* begin Material to process *
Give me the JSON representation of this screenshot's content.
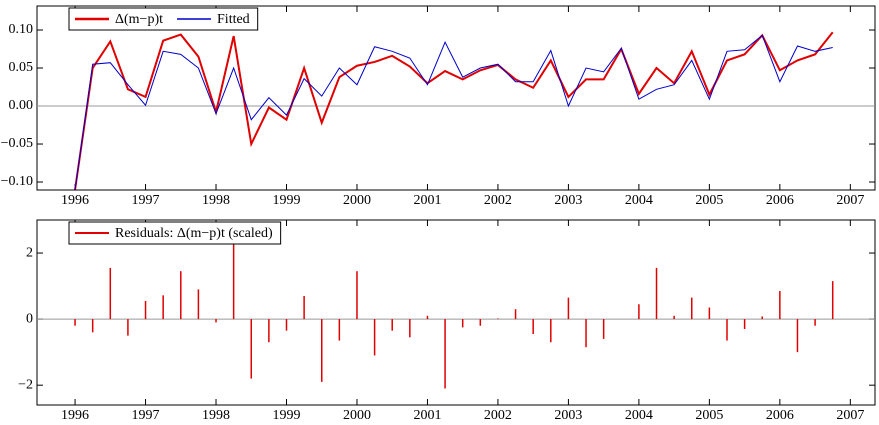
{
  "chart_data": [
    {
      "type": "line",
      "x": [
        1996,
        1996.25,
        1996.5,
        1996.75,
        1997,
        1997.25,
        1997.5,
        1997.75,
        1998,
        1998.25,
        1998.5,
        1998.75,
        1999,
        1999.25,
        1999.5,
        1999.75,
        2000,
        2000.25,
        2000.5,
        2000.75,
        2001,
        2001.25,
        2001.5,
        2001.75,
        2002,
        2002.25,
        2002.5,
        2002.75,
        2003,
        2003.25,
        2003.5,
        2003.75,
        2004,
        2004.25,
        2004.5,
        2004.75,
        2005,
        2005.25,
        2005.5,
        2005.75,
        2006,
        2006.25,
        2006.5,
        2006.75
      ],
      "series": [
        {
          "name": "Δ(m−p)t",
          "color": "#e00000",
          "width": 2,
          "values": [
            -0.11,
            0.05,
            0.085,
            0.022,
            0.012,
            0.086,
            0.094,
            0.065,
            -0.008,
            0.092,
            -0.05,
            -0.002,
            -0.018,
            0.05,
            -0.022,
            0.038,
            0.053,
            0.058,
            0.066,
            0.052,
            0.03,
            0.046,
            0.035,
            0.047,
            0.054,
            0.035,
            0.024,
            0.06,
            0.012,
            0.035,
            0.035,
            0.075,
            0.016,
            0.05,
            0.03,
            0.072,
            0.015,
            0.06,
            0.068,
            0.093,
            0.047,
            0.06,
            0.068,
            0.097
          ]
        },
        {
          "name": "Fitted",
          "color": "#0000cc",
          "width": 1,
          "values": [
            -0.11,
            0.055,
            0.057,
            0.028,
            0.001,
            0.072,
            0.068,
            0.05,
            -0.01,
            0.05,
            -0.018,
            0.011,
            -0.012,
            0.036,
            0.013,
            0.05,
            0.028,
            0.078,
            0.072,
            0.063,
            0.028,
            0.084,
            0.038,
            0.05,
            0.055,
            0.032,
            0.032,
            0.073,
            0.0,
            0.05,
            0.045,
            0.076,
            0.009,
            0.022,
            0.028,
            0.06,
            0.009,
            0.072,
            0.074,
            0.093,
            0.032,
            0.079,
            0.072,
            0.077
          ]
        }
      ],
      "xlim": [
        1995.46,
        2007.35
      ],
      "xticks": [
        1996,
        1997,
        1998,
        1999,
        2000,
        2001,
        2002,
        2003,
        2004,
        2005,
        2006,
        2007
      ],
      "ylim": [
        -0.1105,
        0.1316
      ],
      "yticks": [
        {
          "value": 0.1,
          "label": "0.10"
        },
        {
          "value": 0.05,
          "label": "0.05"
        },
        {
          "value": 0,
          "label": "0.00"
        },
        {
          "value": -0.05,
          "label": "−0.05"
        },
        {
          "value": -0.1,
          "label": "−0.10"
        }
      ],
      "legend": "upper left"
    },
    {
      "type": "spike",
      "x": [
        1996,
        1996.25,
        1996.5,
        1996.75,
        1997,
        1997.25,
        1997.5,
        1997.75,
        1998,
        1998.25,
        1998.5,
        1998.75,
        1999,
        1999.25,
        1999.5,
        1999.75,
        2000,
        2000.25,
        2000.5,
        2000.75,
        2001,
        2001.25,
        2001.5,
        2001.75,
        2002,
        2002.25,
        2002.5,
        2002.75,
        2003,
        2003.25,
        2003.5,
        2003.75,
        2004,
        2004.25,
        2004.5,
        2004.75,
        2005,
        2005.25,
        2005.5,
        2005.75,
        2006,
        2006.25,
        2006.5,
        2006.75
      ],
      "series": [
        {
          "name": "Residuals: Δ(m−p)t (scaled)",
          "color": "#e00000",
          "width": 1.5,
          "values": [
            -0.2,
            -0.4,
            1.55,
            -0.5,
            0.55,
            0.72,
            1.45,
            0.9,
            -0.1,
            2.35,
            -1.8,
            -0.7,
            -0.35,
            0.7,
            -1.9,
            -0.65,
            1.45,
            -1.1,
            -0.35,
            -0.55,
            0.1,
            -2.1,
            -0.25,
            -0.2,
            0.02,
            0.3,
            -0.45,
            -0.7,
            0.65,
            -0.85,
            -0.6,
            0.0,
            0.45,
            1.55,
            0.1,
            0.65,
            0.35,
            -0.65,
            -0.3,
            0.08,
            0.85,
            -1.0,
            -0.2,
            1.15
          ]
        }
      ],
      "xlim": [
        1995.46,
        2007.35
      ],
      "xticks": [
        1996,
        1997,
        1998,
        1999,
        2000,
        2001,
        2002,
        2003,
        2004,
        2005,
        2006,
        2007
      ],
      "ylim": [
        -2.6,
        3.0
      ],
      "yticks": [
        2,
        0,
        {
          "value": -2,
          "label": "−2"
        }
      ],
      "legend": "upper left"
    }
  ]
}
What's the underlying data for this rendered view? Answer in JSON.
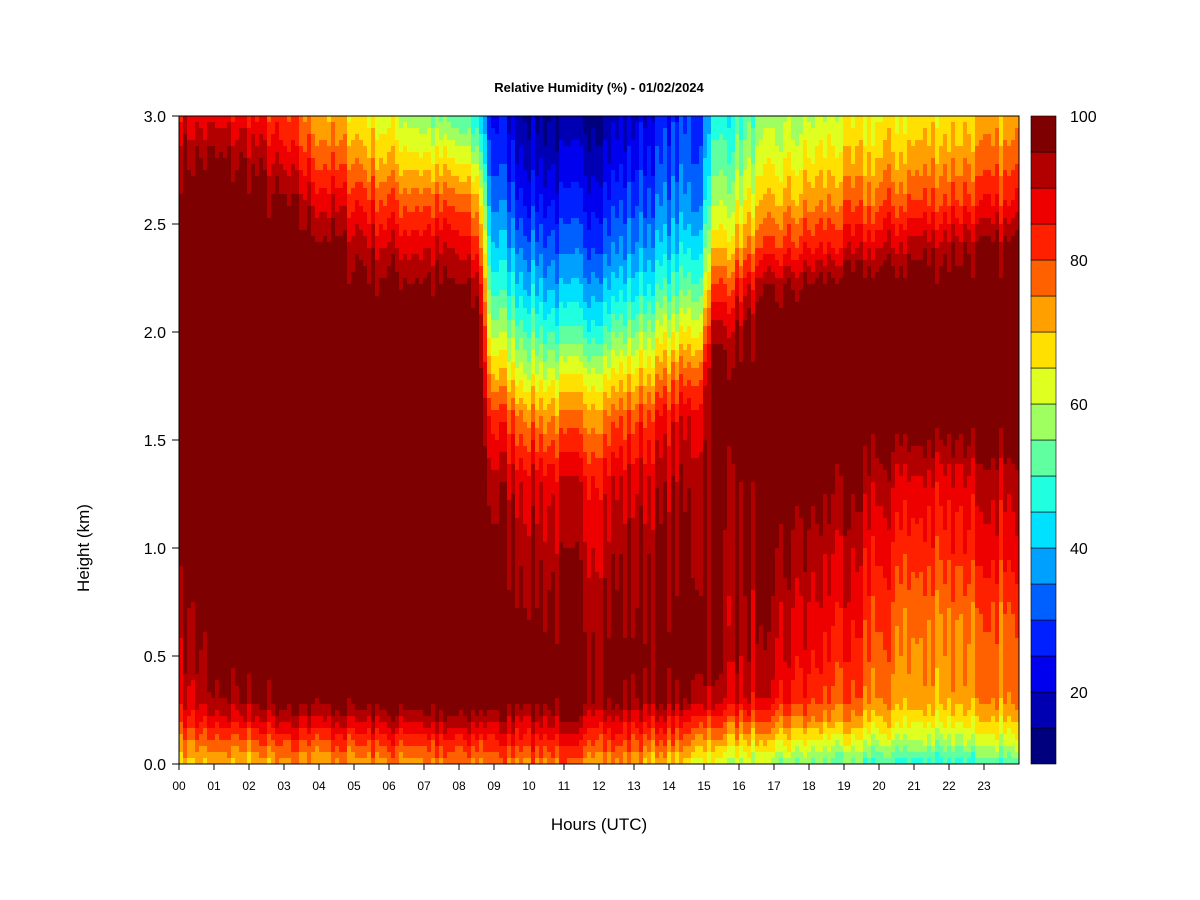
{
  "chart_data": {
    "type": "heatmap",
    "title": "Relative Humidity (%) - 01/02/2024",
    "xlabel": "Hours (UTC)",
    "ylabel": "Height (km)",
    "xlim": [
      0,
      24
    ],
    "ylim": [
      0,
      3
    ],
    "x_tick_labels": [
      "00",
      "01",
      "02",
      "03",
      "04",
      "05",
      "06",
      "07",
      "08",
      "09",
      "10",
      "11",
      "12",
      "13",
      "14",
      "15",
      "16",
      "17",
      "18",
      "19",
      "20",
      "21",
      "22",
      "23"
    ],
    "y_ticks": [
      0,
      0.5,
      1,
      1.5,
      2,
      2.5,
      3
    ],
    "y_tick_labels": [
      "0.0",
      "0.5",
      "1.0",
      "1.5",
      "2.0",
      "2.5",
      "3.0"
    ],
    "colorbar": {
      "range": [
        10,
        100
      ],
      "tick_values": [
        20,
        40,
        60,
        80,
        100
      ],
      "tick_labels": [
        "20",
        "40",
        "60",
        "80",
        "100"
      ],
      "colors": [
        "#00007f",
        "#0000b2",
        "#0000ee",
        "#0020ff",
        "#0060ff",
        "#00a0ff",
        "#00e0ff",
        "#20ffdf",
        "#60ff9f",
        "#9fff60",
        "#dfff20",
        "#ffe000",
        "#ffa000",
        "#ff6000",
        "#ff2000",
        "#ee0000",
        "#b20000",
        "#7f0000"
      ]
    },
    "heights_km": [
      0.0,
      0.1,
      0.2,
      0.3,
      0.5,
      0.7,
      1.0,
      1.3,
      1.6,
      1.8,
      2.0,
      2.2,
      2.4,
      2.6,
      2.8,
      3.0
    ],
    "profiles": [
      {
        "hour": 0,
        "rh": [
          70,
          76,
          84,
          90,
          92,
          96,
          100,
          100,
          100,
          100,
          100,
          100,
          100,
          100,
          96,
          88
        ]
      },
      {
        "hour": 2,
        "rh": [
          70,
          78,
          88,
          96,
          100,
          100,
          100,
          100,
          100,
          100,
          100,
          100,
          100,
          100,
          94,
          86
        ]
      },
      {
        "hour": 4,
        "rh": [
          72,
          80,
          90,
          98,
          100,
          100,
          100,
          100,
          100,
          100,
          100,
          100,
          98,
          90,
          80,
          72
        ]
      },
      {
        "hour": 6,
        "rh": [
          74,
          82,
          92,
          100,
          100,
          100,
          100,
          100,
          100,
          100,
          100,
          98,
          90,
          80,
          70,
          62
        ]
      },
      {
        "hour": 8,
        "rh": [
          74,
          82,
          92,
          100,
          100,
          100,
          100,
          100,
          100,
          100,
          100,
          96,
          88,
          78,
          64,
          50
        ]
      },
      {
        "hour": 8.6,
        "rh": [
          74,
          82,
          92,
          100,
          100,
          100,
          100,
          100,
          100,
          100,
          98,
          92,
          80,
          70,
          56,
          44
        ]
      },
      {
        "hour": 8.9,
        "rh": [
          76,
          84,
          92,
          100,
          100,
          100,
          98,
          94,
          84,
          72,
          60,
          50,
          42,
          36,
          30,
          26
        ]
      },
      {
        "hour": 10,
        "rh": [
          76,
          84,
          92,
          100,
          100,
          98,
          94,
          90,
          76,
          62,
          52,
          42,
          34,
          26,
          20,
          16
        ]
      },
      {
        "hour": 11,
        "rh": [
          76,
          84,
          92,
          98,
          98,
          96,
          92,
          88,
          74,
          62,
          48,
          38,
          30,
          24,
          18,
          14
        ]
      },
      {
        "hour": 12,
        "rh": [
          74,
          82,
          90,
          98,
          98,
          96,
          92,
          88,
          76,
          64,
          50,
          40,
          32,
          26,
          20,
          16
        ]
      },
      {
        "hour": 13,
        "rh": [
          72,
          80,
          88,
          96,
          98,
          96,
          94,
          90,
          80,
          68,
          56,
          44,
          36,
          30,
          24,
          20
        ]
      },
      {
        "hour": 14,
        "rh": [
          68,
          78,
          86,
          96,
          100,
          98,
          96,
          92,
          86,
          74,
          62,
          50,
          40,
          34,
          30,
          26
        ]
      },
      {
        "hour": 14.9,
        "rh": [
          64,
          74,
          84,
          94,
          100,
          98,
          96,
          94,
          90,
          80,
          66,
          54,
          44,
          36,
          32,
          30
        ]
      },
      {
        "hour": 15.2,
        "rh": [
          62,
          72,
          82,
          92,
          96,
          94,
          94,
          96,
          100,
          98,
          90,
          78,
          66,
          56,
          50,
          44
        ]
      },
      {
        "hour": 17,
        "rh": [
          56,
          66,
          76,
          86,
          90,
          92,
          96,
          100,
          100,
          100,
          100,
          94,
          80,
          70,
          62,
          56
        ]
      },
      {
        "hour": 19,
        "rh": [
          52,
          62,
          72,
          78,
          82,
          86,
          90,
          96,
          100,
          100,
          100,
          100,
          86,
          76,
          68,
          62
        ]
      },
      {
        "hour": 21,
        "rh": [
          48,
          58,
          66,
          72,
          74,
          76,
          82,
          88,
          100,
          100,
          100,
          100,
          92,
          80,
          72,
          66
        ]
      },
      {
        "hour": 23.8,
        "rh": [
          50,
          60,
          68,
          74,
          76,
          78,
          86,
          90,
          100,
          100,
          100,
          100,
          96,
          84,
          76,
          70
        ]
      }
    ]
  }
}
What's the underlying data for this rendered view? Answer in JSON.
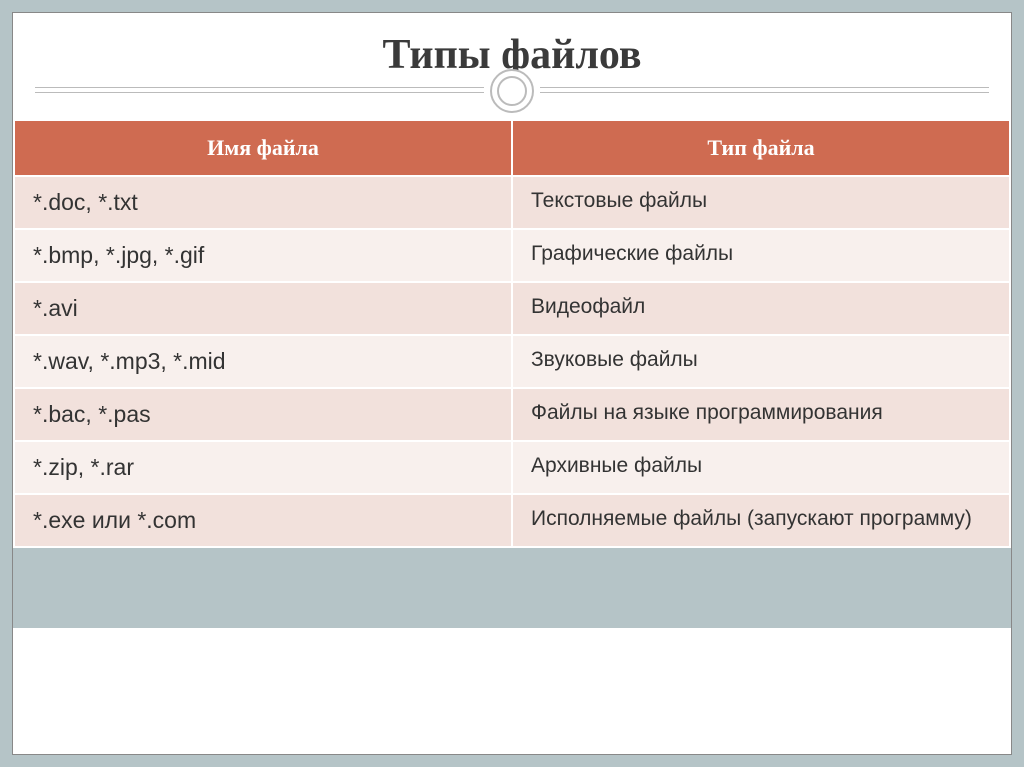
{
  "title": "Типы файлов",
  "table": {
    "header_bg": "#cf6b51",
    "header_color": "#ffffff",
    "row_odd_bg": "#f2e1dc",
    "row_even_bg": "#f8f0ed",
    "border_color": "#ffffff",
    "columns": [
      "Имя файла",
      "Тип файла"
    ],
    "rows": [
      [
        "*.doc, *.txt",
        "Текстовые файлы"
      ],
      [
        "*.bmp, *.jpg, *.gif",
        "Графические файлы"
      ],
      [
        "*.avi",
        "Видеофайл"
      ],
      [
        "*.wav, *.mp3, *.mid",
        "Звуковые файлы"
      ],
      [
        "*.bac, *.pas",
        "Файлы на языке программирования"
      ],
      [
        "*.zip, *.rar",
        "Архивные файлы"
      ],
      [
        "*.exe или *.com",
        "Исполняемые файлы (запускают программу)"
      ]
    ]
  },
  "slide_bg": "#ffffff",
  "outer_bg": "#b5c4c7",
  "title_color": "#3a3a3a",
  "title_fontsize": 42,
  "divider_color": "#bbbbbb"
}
* end Material to process *
Look through the data and gather every line with the string "name" in it.

          "name": "Δ(m−p)t",
          "name": "Fitted",
          "name": "Residuals: Δ(m−p)t (scaled)",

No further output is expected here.